RECORDED INFORMATION ->

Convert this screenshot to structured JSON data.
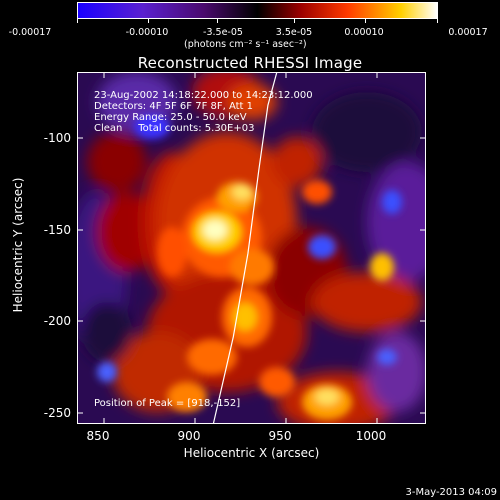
{
  "colorbar": {
    "tick_labels": [
      "-0.00017",
      "-0.00010",
      "-3.5e-05",
      "3.5e-05",
      "0.00010",
      "0.00017"
    ],
    "units": "(photons cm⁻² s⁻¹ asec⁻²)",
    "colors": [
      "#0000ff",
      "#8a2be2",
      "#6a0dad",
      "#000000",
      "#8b0000",
      "#ff4500",
      "#ffd700",
      "#ffffff"
    ]
  },
  "plot": {
    "title": "Reconstructed RHESSI Image",
    "xlabel": "Heliocentric X (arcsec)",
    "ylabel": "Heliocentric Y (arcsec)",
    "x_ticks": [
      "850",
      "900",
      "950",
      "1000"
    ],
    "y_ticks": [
      "-100",
      "-150",
      "-200",
      "-250"
    ],
    "annotations": [
      "23-Aug-2002 14:18:22.000 to 14:23:12.000",
      "Detectors: 4F 5F 6F 7F 8F, Att 1",
      "Energy Range: 25.0 - 50.0 keV",
      "Clean     Total counts: 5.30E+03"
    ],
    "peak_text": "Position of Peak = [918,-152]"
  },
  "footer": {
    "date": "3-May-2013 04:09"
  },
  "chart_data": {
    "type": "heatmap",
    "title": "Reconstructed RHESSI Image",
    "xlabel": "Heliocentric X (arcsec)",
    "ylabel": "Heliocentric Y (arcsec)",
    "xlim": [
      838,
      1030
    ],
    "ylim": [
      -257,
      -67
    ],
    "colorbar_range": [
      -0.00017,
      0.00017
    ],
    "colorbar_units": "photons cm^-2 s^-1 asec^-2",
    "peak": [
      918,
      -152
    ],
    "limb_curve_x": [
      913,
      924,
      932,
      938,
      943,
      948
    ],
    "limb_curve_y": [
      -257,
      -210,
      -165,
      -120,
      -85,
      -67
    ]
  }
}
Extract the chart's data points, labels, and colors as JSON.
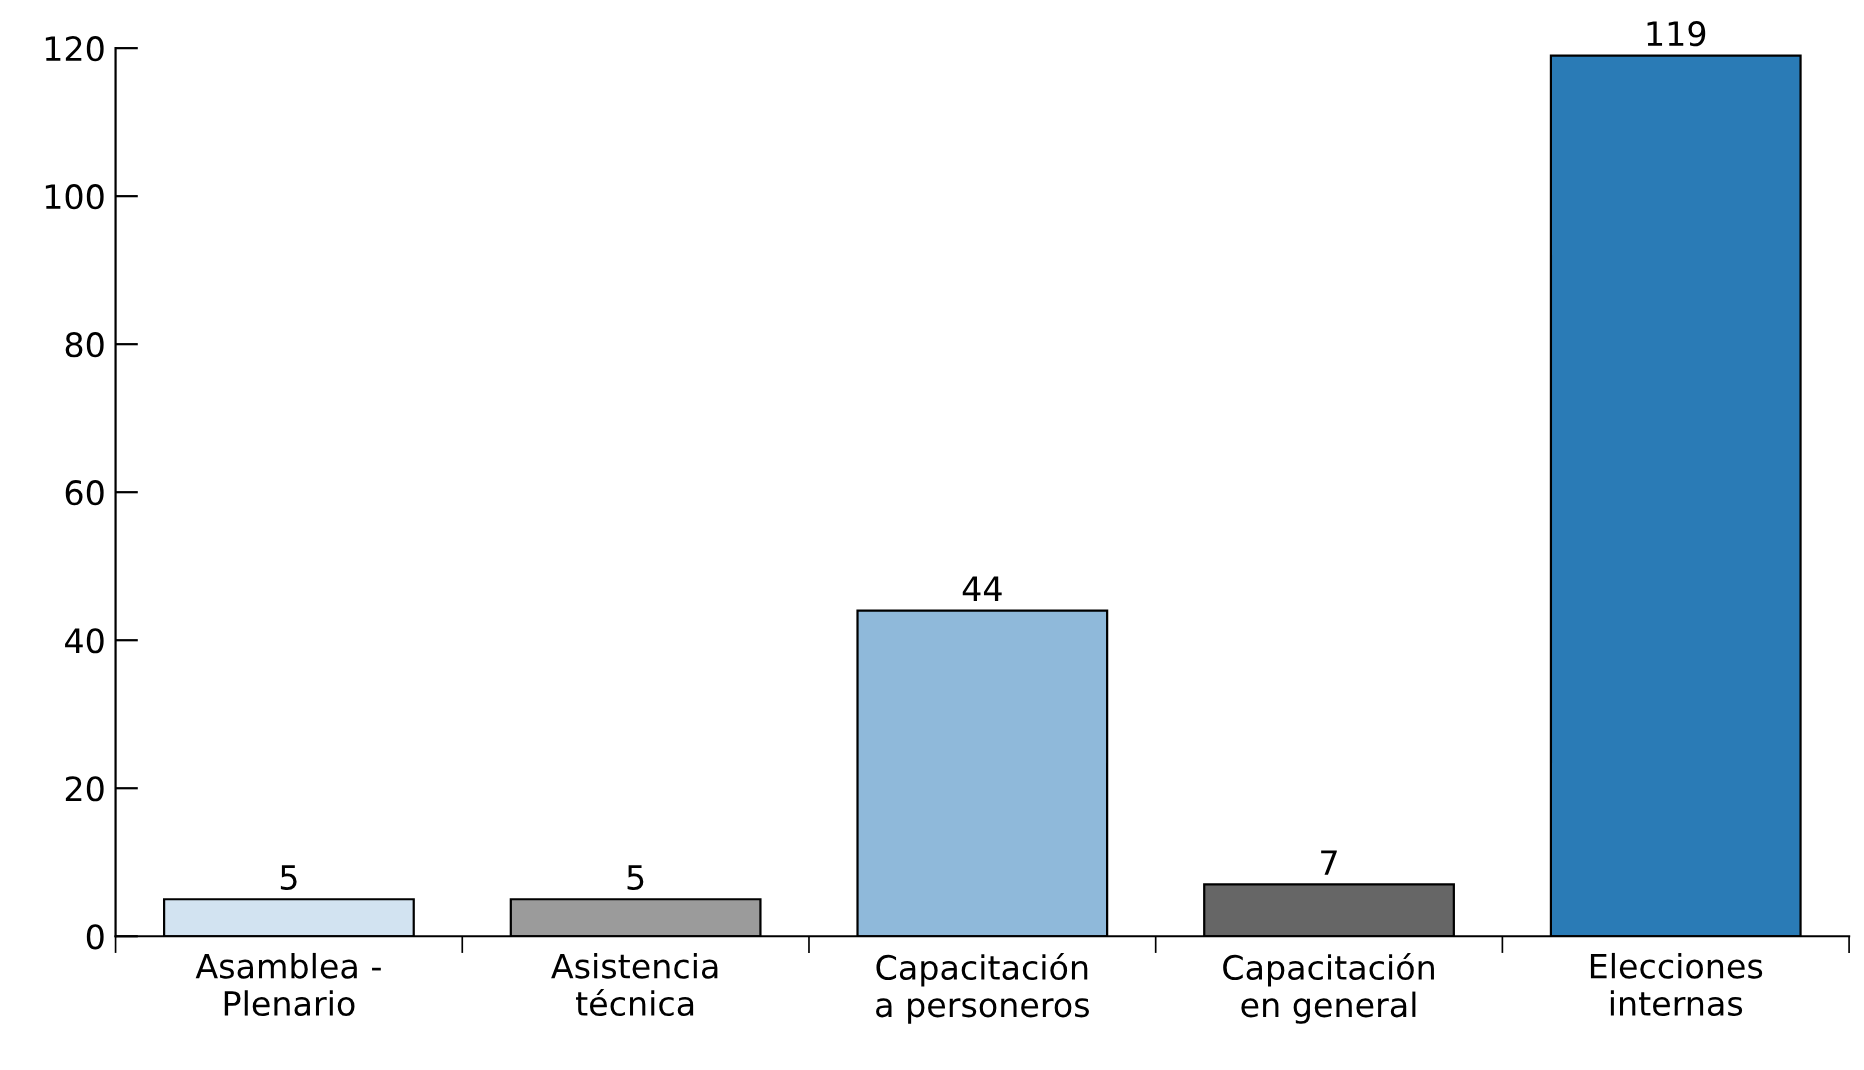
{
  "chart_data": {
    "type": "bar",
    "categories": [
      "Asamblea -\nPlenario",
      "Asistencia\ntécnica",
      "Capacitación\na personeros",
      "Capacitación\nen general",
      "Elecciones\ninternas"
    ],
    "values": [
      5,
      5,
      44,
      7,
      119
    ],
    "colors": [
      "#d2e3f1",
      "#9b9b9b",
      "#8fb9da",
      "#666666",
      "#2a7bb6"
    ],
    "ylim": [
      0,
      120
    ],
    "yticks": [
      0,
      20,
      40,
      60,
      80,
      100,
      120
    ],
    "data_labels": true,
    "grid": false,
    "legend": false
  }
}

OBJECTIVE -> Extract every line above that contains the word "JSON".

THE SOLUTION ->
Convert this screenshot to structured JSON data.
Extract the chart's data points, labels, and colors as JSON.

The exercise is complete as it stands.